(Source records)

Start

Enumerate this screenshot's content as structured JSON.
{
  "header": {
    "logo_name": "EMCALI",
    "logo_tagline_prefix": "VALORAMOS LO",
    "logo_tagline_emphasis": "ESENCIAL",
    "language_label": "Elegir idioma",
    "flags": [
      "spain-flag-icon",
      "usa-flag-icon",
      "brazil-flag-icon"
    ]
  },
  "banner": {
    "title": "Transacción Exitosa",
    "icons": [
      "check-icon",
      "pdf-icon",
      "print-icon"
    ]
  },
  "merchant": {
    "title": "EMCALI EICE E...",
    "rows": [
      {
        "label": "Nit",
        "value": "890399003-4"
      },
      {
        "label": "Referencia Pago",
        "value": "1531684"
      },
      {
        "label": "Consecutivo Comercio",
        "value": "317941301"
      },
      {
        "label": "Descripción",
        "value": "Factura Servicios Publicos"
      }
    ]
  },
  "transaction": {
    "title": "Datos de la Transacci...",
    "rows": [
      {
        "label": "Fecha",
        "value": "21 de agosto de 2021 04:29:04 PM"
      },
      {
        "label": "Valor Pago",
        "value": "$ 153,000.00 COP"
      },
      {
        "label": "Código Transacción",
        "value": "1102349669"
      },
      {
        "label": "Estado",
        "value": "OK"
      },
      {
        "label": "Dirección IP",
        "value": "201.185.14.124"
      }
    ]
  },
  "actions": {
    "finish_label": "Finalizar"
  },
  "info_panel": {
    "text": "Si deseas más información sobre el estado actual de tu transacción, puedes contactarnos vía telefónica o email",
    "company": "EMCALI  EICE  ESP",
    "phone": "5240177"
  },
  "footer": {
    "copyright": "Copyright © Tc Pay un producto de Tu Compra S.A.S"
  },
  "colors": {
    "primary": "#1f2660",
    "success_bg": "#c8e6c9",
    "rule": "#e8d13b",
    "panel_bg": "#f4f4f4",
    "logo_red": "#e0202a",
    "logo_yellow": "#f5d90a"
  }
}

End
Start

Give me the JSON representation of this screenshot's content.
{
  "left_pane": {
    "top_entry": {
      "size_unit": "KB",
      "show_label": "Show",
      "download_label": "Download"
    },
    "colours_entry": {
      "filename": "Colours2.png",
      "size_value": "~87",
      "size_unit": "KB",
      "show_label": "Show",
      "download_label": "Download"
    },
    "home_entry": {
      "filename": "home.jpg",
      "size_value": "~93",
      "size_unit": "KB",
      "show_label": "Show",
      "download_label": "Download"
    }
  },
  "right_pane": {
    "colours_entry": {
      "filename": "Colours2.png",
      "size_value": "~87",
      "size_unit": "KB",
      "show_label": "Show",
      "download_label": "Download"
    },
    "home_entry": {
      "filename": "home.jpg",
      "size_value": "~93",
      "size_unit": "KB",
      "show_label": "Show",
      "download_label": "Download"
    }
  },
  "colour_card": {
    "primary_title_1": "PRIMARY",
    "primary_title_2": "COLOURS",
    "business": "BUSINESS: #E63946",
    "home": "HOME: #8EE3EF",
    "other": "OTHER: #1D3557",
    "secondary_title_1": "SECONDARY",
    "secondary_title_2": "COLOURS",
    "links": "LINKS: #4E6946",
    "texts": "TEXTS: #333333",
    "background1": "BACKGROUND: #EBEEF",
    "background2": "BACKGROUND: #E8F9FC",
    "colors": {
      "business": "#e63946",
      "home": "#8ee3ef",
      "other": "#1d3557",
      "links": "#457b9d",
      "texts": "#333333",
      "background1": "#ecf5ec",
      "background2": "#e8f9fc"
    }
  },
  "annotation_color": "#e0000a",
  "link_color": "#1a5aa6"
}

End

**Stated exercise:** Each line of the material that holds the string "EMCALI" counts once; give the total alone.

**Full response:** 3